Exercise text Start Marker

The Svalbard Global Seed Vault is featured in Bound and Buried.

It was introduced in 4 months after people within the frozen wastes of Norway's northernmost islands. The show gave information that it is known as the Doomsday Vault where it was meant to secure the world against a disaster that is currently happening before revealing that the disaster was sparked when in the time of humans that the need to feed an exploding population. Without farmers using pesticides, there is nothing to stop a single species of insect from mowing down hundreds of thousands of acres of crops. This doomsday was built for the Svalbard Global Seed Vault with a capacity to store a billion seeds with millions of different kinds, bringing life back to Earth. Cary Fowler stated if something went wrong like an asteroid hitting the earth or global nuclear war, the seed vault would restore agriculture to the world.

An artificial cooling system chilled the vault to -4 degrees in the time of humans making it perfect for seed storage. However since electricity failed, the vault has been warming up till it stabilizes at 25 degrees, the temperature of the surrounding is same as permafrost.

DarkSeedVault

The seed vault in the dark.

Exercise text End Marker

Can you write out the seed vault text again, word for word and in full? Rely only on the seed vault text for this work.

Dataset Start Marker

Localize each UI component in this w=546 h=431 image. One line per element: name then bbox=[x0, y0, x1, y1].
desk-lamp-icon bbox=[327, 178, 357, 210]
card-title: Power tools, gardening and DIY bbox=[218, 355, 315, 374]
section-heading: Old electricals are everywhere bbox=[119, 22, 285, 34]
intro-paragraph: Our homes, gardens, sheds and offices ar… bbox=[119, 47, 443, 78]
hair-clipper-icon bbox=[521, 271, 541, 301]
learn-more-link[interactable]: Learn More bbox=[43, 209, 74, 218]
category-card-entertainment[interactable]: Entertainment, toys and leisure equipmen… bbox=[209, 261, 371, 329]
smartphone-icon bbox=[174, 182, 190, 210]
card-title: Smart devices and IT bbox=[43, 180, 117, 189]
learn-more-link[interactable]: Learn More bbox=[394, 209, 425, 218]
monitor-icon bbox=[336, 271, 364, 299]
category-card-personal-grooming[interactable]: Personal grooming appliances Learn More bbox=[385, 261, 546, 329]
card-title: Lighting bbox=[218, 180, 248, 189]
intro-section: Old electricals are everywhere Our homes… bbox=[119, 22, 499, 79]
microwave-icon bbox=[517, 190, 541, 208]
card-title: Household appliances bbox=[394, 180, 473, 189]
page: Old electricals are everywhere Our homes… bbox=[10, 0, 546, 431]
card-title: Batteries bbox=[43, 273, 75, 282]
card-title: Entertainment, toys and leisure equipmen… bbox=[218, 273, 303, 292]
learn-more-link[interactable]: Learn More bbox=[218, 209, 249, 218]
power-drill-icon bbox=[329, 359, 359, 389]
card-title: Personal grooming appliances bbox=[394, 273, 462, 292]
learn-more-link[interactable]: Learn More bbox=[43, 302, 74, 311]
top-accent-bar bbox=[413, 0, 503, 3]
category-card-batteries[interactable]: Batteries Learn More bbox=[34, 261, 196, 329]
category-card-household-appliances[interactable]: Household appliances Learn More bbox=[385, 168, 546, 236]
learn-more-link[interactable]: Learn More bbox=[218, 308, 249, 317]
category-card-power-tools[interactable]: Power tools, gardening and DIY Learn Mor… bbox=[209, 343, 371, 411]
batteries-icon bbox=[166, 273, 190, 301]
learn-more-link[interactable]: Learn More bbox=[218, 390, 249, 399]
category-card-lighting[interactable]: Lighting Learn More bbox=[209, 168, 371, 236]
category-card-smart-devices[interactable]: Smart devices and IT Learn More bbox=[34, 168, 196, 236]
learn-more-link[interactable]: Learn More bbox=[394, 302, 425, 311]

Dataset End Marker

* [The answer]
The Svalbard Global Seed Vault is featured in Bound and Buried.

It was introduced in 4 months after people within the frozen wastes of Norway's northernmost islands. The show gave information that it is known as the Doomsday Vault where it was meant to secure the world against a disaster that is currently happening before revealing that the disaster was sparked when in the time of humans that the need to feed an exploding population. Without farmers using pesticides, there is nothing to stop a single species of insect from mowing down hundreds of thousands of acres of crops. This doomsday was built for the Svalbard Global Seed Vault with a capacity to store a billion seeds with millions of different kinds, bringing life back to Earth. Cary Fowler stated if something went wrong like an asteroid hitting the earth or global nuclear war, the seed vault would restore agriculture to the world.

An artificial cooling system chilled the vault to -4 degrees in the time of humans making it perfect for seed storage. However since electricity failed, the vault has been warming up till it stabilizes at 25 degrees, the temperature of the surrounding is same as permafrost.

DarkSeedVault

The seed vault in the dark.